Directions for this task –
Work through the data and report how many lines include the string "content", giving the number alone.

(Extracts from a graphics dataset)
★ ★ ★ ★ ★

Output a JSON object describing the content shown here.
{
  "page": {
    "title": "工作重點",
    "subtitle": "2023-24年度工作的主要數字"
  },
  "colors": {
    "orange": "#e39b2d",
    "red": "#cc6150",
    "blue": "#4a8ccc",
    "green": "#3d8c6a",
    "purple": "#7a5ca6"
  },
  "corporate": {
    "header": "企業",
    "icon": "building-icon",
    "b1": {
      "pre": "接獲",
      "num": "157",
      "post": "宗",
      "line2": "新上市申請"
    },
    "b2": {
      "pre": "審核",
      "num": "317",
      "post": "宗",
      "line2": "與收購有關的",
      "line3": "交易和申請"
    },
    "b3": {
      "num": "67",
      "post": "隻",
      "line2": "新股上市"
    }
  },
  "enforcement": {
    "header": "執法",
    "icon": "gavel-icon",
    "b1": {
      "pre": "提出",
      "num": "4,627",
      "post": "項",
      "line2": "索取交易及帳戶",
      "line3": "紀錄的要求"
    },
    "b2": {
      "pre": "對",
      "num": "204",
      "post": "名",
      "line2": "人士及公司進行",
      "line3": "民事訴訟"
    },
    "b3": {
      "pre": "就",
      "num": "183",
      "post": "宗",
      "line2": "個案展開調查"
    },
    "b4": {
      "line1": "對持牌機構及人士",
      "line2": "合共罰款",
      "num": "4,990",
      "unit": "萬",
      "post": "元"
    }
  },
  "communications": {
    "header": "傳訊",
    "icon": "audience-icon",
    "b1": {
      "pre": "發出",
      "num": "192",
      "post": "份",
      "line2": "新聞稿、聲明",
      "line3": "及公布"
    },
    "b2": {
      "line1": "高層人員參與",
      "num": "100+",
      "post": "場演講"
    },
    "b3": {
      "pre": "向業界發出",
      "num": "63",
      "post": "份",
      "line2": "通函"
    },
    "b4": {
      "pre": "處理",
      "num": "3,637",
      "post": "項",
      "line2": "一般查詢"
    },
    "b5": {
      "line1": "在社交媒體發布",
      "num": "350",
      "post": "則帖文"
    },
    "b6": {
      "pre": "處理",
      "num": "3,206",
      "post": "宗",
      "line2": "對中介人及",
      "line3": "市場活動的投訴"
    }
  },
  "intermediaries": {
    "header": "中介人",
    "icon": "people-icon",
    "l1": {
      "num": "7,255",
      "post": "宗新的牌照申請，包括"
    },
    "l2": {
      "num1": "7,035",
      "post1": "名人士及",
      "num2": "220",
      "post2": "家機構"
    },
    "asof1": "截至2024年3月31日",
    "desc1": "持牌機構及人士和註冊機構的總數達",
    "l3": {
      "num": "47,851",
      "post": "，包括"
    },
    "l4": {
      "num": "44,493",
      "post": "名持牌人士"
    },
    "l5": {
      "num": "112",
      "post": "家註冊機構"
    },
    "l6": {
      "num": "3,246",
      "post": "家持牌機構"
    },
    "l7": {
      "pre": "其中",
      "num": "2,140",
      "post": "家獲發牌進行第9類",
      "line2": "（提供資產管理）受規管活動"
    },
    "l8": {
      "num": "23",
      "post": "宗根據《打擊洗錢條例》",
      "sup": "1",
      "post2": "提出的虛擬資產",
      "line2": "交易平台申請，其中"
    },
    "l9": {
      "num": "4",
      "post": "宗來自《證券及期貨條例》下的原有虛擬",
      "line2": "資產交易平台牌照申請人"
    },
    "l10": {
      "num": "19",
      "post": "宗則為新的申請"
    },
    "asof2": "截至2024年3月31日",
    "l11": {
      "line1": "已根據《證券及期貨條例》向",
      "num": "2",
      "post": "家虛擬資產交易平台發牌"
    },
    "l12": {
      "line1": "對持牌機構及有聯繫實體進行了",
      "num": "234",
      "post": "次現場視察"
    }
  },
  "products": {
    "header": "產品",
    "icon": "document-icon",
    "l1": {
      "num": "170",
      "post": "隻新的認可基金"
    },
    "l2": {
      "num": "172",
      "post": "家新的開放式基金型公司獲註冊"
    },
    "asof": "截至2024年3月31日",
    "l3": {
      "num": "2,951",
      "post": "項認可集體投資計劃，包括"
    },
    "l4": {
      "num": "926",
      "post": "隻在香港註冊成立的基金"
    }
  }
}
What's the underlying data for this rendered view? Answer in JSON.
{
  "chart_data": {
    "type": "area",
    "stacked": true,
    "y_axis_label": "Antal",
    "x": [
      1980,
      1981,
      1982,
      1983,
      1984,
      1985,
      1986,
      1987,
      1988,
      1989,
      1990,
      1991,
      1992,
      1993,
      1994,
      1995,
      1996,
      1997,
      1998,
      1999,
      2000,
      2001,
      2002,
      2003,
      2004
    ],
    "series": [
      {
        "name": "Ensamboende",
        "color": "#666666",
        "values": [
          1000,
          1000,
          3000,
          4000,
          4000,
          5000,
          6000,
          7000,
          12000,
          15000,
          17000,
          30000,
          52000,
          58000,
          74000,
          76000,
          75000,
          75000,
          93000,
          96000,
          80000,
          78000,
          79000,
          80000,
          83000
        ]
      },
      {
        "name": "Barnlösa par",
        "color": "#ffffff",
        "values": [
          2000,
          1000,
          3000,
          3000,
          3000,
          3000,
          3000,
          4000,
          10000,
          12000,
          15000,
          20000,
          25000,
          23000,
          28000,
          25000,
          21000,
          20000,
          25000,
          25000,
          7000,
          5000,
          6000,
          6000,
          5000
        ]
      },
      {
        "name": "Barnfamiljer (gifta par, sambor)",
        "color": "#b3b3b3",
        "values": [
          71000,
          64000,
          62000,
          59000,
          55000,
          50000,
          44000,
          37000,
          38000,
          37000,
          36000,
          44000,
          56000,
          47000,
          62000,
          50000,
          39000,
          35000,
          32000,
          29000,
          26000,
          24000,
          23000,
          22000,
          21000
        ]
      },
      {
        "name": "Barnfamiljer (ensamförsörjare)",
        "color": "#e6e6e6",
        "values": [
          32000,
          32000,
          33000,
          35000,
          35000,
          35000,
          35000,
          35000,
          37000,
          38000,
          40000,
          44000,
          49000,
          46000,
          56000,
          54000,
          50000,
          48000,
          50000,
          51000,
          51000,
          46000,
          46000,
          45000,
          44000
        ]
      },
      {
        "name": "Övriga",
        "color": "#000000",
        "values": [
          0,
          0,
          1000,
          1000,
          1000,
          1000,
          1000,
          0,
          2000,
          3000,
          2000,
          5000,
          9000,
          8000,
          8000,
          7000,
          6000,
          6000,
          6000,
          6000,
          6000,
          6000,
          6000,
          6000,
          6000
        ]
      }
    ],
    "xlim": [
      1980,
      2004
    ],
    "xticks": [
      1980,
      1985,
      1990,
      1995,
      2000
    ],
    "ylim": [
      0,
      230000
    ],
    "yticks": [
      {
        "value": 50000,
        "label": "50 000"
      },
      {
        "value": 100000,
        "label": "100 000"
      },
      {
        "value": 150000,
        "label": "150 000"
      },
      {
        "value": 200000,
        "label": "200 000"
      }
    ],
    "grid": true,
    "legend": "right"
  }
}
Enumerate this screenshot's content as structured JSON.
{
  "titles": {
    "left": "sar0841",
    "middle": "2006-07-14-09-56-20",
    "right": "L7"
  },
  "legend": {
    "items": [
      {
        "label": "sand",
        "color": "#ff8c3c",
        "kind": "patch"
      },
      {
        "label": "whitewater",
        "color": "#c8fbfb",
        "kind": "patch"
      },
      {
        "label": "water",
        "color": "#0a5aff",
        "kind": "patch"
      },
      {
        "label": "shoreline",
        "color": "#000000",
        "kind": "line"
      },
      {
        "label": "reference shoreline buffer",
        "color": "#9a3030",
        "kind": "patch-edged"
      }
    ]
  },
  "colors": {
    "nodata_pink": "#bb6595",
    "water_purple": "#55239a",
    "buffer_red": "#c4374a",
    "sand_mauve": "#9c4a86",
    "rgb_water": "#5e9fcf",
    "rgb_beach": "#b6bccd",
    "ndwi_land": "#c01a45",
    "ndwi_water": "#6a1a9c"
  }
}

★ ★ ★ ★ ★

Task solution –
2